Stored records:
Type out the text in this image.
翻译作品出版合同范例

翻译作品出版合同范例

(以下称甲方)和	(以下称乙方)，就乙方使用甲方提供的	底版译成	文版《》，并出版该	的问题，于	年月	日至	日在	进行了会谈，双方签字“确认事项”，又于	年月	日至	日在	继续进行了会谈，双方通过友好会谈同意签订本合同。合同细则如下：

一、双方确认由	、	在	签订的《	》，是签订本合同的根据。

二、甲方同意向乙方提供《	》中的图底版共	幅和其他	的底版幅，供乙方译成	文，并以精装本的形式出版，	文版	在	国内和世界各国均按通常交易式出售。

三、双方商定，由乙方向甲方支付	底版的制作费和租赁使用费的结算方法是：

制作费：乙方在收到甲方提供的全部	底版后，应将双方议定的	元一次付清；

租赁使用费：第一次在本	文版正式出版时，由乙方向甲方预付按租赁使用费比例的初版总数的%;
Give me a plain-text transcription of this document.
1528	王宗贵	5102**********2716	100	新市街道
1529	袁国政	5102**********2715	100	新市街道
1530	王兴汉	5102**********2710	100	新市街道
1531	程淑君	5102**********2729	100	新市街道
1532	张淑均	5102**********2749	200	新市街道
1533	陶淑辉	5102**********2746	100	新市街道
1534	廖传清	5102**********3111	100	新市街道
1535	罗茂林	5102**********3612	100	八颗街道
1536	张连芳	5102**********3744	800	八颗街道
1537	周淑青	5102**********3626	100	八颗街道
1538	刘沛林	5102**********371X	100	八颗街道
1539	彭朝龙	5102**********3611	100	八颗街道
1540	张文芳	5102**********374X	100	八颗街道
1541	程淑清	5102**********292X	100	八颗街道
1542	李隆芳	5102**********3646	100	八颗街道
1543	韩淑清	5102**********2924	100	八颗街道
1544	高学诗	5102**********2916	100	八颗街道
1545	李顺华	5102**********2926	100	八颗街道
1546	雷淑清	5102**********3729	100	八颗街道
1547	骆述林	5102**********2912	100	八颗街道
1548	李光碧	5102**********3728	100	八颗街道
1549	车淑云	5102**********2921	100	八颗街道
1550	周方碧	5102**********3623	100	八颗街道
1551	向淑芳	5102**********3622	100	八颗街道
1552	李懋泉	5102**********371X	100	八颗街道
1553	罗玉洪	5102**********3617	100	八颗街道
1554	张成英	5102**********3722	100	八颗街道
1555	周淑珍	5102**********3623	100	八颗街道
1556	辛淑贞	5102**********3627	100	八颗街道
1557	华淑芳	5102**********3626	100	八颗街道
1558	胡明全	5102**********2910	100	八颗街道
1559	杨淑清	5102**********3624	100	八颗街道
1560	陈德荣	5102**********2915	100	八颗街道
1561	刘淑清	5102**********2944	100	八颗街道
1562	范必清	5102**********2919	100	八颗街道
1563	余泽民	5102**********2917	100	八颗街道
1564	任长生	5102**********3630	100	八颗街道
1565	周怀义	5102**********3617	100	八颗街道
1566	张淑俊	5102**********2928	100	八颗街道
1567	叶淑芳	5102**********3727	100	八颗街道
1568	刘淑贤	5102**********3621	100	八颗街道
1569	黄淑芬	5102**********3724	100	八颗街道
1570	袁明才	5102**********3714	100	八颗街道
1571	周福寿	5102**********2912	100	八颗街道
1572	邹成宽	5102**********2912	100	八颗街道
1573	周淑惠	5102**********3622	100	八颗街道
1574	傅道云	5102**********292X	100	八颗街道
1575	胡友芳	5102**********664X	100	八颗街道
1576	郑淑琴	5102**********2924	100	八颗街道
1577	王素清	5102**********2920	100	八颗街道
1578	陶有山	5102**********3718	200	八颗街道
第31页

**Task directions**
Copy out every entry again, exactly as it was given.

**Solution below**
Type out the text in this image.
翻译作品出版合同范例

翻译作品出版合同范例

(以下称甲方)和	(以下称乙方)，就乙方使用甲方提供的	底版译成	文版《》，并出版该	的问题，于	年月	日至	日在	进行了会谈，双方签字“确认事项”，又于	年月	日至	日在	继续进行了会谈，双方通过友好会谈同意签订本合同。合同细则如下：

一、双方确认由	、	在	签订的《	》，是签订本合同的根据。

二、甲方同意向乙方提供《	》中的图底版共	幅和其他	的底版幅，供乙方译成	文，并以精装本的形式出版，	文版	在	国内和世界各国均按通常交易式出售。

三、双方商定，由乙方向甲方支付	底版的制作费和租赁使用费的结算方法是：

制作费：乙方在收到甲方提供的全部	底版后，应将双方议定的	元一次付清；

租赁使用费：第一次在本	文版正式出版时，由乙方向甲方预付按租赁使用费比例的初版总数的%;
Give me a plain-text transcription of this document.
1528	王宗贵	5102**********2716	100	新市街道
1529	袁国政	5102**********2715	100	新市街道
1530	王兴汉	5102**********2710	100	新市街道
1531	程淑君	5102**********2729	100	新市街道
1532	张淑均	5102**********2749	200	新市街道
1533	陶淑辉	5102**********2746	100	新市街道
1534	廖传清	5102**********3111	100	新市街道
1535	罗茂林	5102**********3612	100	八颗街道
1536	张连芳	5102**********3744	800	八颗街道
1537	周淑青	5102**********3626	100	八颗街道
1538	刘沛林	5102**********371X	100	八颗街道
1539	彭朝龙	5102**********3611	100	八颗街道
1540	张文芳	5102**********374X	100	八颗街道
1541	程淑清	5102**********292X	100	八颗街道
1542	李隆芳	5102**********3646	100	八颗街道
1543	韩淑清	5102**********2924	100	八颗街道
1544	高学诗	5102**********2916	100	八颗街道
1545	李顺华	5102**********2926	100	八颗街道
1546	雷淑清	5102**********3729	100	八颗街道
1547	骆述林	5102**********2912	100	八颗街道
1548	李光碧	5102**********3728	100	八颗街道
1549	车淑云	5102**********2921	100	八颗街道
1550	周方碧	5102**********3623	100	八颗街道
1551	向淑芳	5102**********3622	100	八颗街道
1552	李懋泉	5102**********371X	100	八颗街道
1553	罗玉洪	5102**********3617	100	八颗街道
1554	张成英	5102**********3722	100	八颗街道
1555	周淑珍	5102**********3623	100	八颗街道
1556	辛淑贞	5102**********3627	100	八颗街道
1557	华淑芳	5102**********3626	100	八颗街道
1558	胡明全	5102**********2910	100	八颗街道
1559	杨淑清	5102**********3624	100	八颗街道
1560	陈德荣	5102**********2915	100	八颗街道
1561	刘淑清	5102**********2944	100	八颗街道
1562	范必清	5102**********2919	100	八颗街道
1563	余泽民	5102**********2917	100	八颗街道
1564	任长生	5102**********3630	100	八颗街道
1565	周怀义	5102**********3617	100	八颗街道
1566	张淑俊	5102**********2928	100	八颗街道
1567	叶淑芳	5102**********3727	100	八颗街道
1568	刘淑贤	5102**********3621	100	八颗街道
1569	黄淑芬	5102**********3724	100	八颗街道
1570	袁明才	5102**********3714	100	八颗街道
1571	周福寿	5102**********2912	100	八颗街道
1572	邹成宽	5102**********2912	100	八颗街道
1573	周淑惠	5102**********3622	100	八颗街道
1574	傅道云	5102**********292X	100	八颗街道
1575	胡友芳	5102**********664X	100	八颗街道
1576	郑淑琴	5102**********2924	100	八颗街道
1577	王素清	5102**********2920	100	八颗街道
1578	陶有山	5102**********3718	200	八颗街道
第31页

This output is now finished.